* _Material provided_
__________

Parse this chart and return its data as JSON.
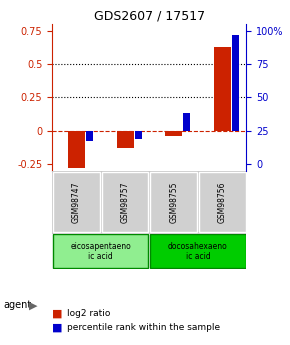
{
  "title": "GDS2607 / 17517",
  "samples": [
    "GSM98747",
    "GSM98757",
    "GSM98755",
    "GSM98756"
  ],
  "log2_ratio": [
    -0.28,
    -0.13,
    -0.04,
    0.63
  ],
  "percentile_rank": [
    0.17,
    0.19,
    0.38,
    0.97
  ],
  "agents": [
    {
      "label": "eicosapentaeno\nic acid",
      "samples": [
        0,
        1
      ],
      "color": "#90ee90"
    },
    {
      "label": "docosahexaeno\nic acid",
      "samples": [
        2,
        3
      ],
      "color": "#00cc00"
    }
  ],
  "ylim": [
    -0.3,
    0.8
  ],
  "yticks_left": [
    -0.25,
    0,
    0.25,
    0.5,
    0.75
  ],
  "yticks_right": [
    0,
    25,
    50,
    75,
    100
  ],
  "bar_color_red": "#cc2200",
  "bar_color_blue": "#0000cc",
  "bg_color": "#ffffff",
  "dotted_lines": [
    0.25,
    0.5
  ],
  "zero_line_color": "#cc2200"
}
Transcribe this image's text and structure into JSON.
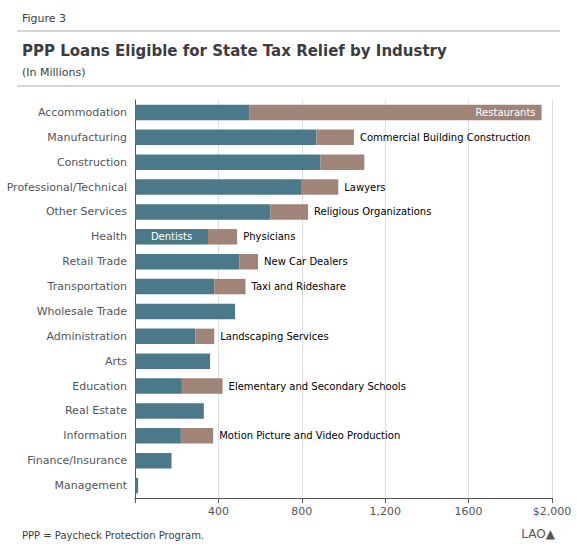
{
  "chart_data": {
    "type": "bar",
    "orientation": "horizontal",
    "stacked": true,
    "figure_label": "Figure 3",
    "title": "PPP Loans Eligible for State Tax Relief by Industry",
    "subtitle": "(In Millions)",
    "footnote": "PPP = Paycheck Protection Program.",
    "logo": "LAO▲",
    "categories": [
      "Accommodation",
      "Manufacturing",
      "Construction",
      "Professional/Technical",
      "Other Services",
      "Health",
      "Retail Trade",
      "Transportation",
      "Wholesale Trade",
      "Administration",
      "Arts",
      "Education",
      "Real Estate",
      "Information",
      "Finance/Insurance",
      "Management"
    ],
    "series": [
      {
        "color": "#4a7a8a",
        "values": [
          550,
          870,
          890,
          800,
          650,
          350,
          500,
          380,
          480,
          290,
          360,
          225,
          330,
          220,
          175,
          15
        ],
        "labels": [
          null,
          null,
          null,
          null,
          null,
          "Dentists",
          null,
          null,
          null,
          null,
          null,
          null,
          null,
          null,
          null,
          null
        ]
      },
      {
        "color": "#a08478",
        "values": [
          1400,
          180,
          210,
          175,
          180,
          140,
          90,
          150,
          0,
          90,
          0,
          195,
          0,
          155,
          0,
          0
        ],
        "labels": [
          "Restaurants",
          "Commercial Building Construction",
          null,
          "Lawyers",
          "Religious Organizations",
          "Physicians",
          "New Car Dealers",
          "Taxi and Rideshare",
          null,
          "Landscaping Services",
          null,
          "Elementary and Secondary Schools",
          null,
          "Motion Picture and Video Production",
          null,
          null
        ]
      }
    ],
    "xlim": [
      0,
      2000
    ],
    "xticks": [
      {
        "value": 0,
        "label": ""
      },
      400,
      800,
      {
        "value": 1200,
        "label": "1,200"
      },
      1600,
      {
        "value": 2000,
        "label": "$2,000"
      }
    ],
    "grid": true
  }
}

__________

* _Do this_
Without the pictures, write out every entry precisely as it appears.

* _Solved exercise_
Parse this chart and return its data as JSON.
{
  "title": "GDS2607 / 17517",
  "samples": [
    "GSM98747",
    "GSM98757",
    "GSM98755",
    "GSM98756"
  ],
  "log2_ratio": [
    -0.28,
    -0.13,
    -0.04,
    0.63
  ],
  "percentile_rank": [
    0.17,
    0.19,
    0.38,
    0.97
  ],
  "agents": [
    {
      "label": "eicosapentaeno\nic acid",
      "samples": [
        0,
        1
      ],
      "color": "#90ee90"
    },
    {
      "label": "docosahexaeno\nic acid",
      "samples": [
        2,
        3
      ],
      "color": "#00cc00"
    }
  ],
  "ylim": [
    -0.3,
    0.8
  ],
  "yticks_left": [
    -0.25,
    0,
    0.25,
    0.5,
    0.75
  ],
  "yticks_right": [
    0,
    25,
    50,
    75,
    100
  ],
  "bar_color_red": "#cc2200",
  "bar_color_blue": "#0000cc",
  "bg_color": "#ffffff",
  "dotted_lines": [
    0.25,
    0.5
  ],
  "zero_line_color": "#cc2200"
}
Transcribe this image's text and structure into JSON.
{
  "chart_data": {
    "type": "bar",
    "orientation": "horizontal",
    "stacked": true,
    "figure_label": "Figure 3",
    "title": "PPP Loans Eligible for State Tax Relief by Industry",
    "subtitle": "(In Millions)",
    "footnote": "PPP = Paycheck Protection Program.",
    "logo": "LAO▲",
    "categories": [
      "Accommodation",
      "Manufacturing",
      "Construction",
      "Professional/Technical",
      "Other Services",
      "Health",
      "Retail Trade",
      "Transportation",
      "Wholesale Trade",
      "Administration",
      "Arts",
      "Education",
      "Real Estate",
      "Information",
      "Finance/Insurance",
      "Management"
    ],
    "series": [
      {
        "color": "#4a7a8a",
        "values": [
          550,
          870,
          890,
          800,
          650,
          350,
          500,
          380,
          480,
          290,
          360,
          225,
          330,
          220,
          175,
          15
        ],
        "labels": [
          null,
          null,
          null,
          null,
          null,
          "Dentists",
          null,
          null,
          null,
          null,
          null,
          null,
          null,
          null,
          null,
          null
        ]
      },
      {
        "color": "#a08478",
        "values": [
          1400,
          180,
          210,
          175,
          180,
          140,
          90,
          150,
          0,
          90,
          0,
          195,
          0,
          155,
          0,
          0
        ],
        "labels": [
          "Restaurants",
          "Commercial Building Construction",
          null,
          "Lawyers",
          "Religious Organizations",
          "Physicians",
          "New Car Dealers",
          "Taxi and Rideshare",
          null,
          "Landscaping Services",
          null,
          "Elementary and Secondary Schools",
          null,
          "Motion Picture and Video Production",
          null,
          null
        ]
      }
    ],
    "xlim": [
      0,
      2000
    ],
    "xticks": [
      {
        "value": 0,
        "label": ""
      },
      400,
      800,
      {
        "value": 1200,
        "label": "1,200"
      },
      1600,
      {
        "value": 2000,
        "label": "$2,000"
      }
    ],
    "grid": true
  }
}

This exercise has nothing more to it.